-- START Given records --

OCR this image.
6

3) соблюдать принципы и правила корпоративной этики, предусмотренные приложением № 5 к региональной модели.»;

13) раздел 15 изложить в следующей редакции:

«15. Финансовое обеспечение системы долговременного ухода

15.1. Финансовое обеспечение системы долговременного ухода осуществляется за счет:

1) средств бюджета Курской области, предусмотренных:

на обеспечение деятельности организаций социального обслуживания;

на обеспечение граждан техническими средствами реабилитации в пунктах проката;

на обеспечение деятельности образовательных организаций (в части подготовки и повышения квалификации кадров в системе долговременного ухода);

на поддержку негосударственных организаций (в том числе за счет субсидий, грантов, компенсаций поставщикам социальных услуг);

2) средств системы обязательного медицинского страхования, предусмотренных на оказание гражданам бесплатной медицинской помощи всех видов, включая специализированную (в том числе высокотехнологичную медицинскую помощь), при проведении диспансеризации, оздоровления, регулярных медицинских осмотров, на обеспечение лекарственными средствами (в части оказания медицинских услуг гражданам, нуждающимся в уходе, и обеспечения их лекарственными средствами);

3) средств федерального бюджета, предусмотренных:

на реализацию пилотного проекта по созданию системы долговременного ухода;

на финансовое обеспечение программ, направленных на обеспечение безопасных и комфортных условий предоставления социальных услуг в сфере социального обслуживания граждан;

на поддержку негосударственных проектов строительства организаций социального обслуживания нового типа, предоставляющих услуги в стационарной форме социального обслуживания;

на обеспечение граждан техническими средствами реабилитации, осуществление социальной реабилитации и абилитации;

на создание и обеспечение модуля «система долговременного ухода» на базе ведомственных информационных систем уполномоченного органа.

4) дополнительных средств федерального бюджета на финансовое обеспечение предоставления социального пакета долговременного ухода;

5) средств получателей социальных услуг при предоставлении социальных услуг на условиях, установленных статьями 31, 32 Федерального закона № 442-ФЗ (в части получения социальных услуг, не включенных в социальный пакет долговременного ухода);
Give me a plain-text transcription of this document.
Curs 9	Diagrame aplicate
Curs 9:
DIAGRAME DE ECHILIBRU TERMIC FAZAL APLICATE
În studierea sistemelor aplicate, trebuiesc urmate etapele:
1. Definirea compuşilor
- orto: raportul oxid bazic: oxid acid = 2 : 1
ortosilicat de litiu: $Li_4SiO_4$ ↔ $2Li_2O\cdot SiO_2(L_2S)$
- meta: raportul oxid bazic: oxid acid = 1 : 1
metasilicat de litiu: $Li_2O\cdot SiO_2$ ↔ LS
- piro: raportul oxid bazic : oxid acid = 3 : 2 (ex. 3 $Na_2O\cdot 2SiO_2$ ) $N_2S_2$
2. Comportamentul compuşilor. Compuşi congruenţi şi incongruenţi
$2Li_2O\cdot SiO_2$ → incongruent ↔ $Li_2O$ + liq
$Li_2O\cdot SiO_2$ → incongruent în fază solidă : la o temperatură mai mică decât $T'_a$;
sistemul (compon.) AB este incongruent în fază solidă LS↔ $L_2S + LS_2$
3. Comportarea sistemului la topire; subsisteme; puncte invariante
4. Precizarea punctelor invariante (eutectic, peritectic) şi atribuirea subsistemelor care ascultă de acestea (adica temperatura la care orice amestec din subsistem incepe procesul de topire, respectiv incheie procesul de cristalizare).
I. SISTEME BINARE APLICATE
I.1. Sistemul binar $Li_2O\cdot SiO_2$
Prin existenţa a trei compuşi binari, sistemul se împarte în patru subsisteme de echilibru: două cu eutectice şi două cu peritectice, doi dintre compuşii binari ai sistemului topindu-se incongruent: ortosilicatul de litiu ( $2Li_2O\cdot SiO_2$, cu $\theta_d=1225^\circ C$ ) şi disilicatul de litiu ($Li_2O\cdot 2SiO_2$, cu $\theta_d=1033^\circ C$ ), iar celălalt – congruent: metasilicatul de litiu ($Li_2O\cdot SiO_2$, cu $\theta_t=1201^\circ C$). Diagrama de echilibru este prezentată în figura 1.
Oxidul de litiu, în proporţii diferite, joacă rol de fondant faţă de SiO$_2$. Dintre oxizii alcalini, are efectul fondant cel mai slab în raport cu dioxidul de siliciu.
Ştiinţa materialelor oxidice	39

-- END Given records --

• What to produce: Above are the records; retype every one exactly.

• Answer for the task:
OCR this image.
6

3) соблюдать принципы и правила корпоративной этики, предусмотренные приложением № 5 к региональной модели.»;

13) раздел 15 изложить в следующей редакции:

«15. Финансовое обеспечение системы долговременного ухода

15.1. Финансовое обеспечение системы долговременного ухода осуществляется за счет:

1) средств бюджета Курской области, предусмотренных:

на обеспечение деятельности организаций социального обслуживания;

на обеспечение граждан техническими средствами реабилитации в пунктах проката;

на обеспечение деятельности образовательных организаций (в части подготовки и повышения квалификации кадров в системе долговременного ухода);

на поддержку негосударственных организаций (в том числе за счет субсидий, грантов, компенсаций поставщикам социальных услуг);

2) средств системы обязательного медицинского страхования, предусмотренных на оказание гражданам бесплатной медицинской помощи всех видов, включая специализированную (в том числе высокотехнологичную медицинскую помощь), при проведении диспансеризации, оздоровления, регулярных медицинских осмотров, на обеспечение лекарственными средствами (в части оказания медицинских услуг гражданам, нуждающимся в уходе, и обеспечения их лекарственными средствами);

3) средств федерального бюджета, предусмотренных:

на реализацию пилотного проекта по созданию системы долговременного ухода;

на финансовое обеспечение программ, направленных на обеспечение безопасных и комфортных условий предоставления социальных услуг в сфере социального обслуживания граждан;

на поддержку негосударственных проектов строительства организаций социального обслуживания нового типа, предоставляющих услуги в стационарной форме социального обслуживания;

на обеспечение граждан техническими средствами реабилитации, осуществление социальной реабилитации и абилитации;

на создание и обеспечение модуля «система долговременного ухода» на базе ведомственных информационных систем уполномоченного органа.

4) дополнительных средств федерального бюджета на финансовое обеспечение предоставления социального пакета долговременного ухода;

5) средств получателей социальных услуг при предоставлении социальных услуг на условиях, установленных статьями 31, 32 Федерального закона № 442-ФЗ (в части получения социальных услуг, не включенных в социальный пакет долговременного ухода);
Give me a plain-text transcription of this document.
Curs 9	Diagrame aplicate
Curs 9:
DIAGRAME DE ECHILIBRU TERMIC FAZAL APLICATE
În studierea sistemelor aplicate, trebuiesc urmate etapele:
1. Definirea compuşilor
- orto: raportul oxid bazic: oxid acid = 2 : 1
ortosilicat de litiu: $Li_4SiO_4$ ↔ $2Li_2O\cdot SiO_2(L_2S)$
- meta: raportul oxid bazic: oxid acid = 1 : 1
metasilicat de litiu: $Li_2O\cdot SiO_2$ ↔ LS
- piro: raportul oxid bazic : oxid acid = 3 : 2 (ex. 3 $Na_2O\cdot 2SiO_2$ ) $N_2S_2$
2. Comportamentul compuşilor. Compuşi congruenţi şi incongruenţi
$2Li_2O\cdot SiO_2$ → incongruent ↔ $Li_2O$ + liq
$Li_2O\cdot SiO_2$ → incongruent în fază solidă : la o temperatură mai mică decât $T'_a$;
sistemul (compon.) AB este incongruent în fază solidă LS↔ $L_2S + LS_2$
3. Comportarea sistemului la topire; subsisteme; puncte invariante
4. Precizarea punctelor invariante (eutectic, peritectic) şi atribuirea subsistemelor care ascultă de acestea (adica temperatura la care orice amestec din subsistem incepe procesul de topire, respectiv incheie procesul de cristalizare).
I. SISTEME BINARE APLICATE
I.1. Sistemul binar $Li_2O\cdot SiO_2$
Prin existenţa a trei compuşi binari, sistemul se împarte în patru subsisteme de echilibru: două cu eutectice şi două cu peritectice, doi dintre compuşii binari ai sistemului topindu-se incongruent: ortosilicatul de litiu ( $2Li_2O\cdot SiO_2$, cu $\theta_d=1225^\circ C$ ) şi disilicatul de litiu ($Li_2O\cdot 2SiO_2$, cu $\theta_d=1033^\circ C$ ), iar celălalt – congruent: metasilicatul de litiu ($Li_2O\cdot SiO_2$, cu $\theta_t=1201^\circ C$). Diagrama de echilibru este prezentată în figura 1.
Oxidul de litiu, în proporţii diferite, joacă rol de fondant faţă de SiO$_2$. Dintre oxizii alcalini, are efectul fondant cel mai slab în raport cu dioxidul de siliciu.
Ştiinţa materialelor oxidice	39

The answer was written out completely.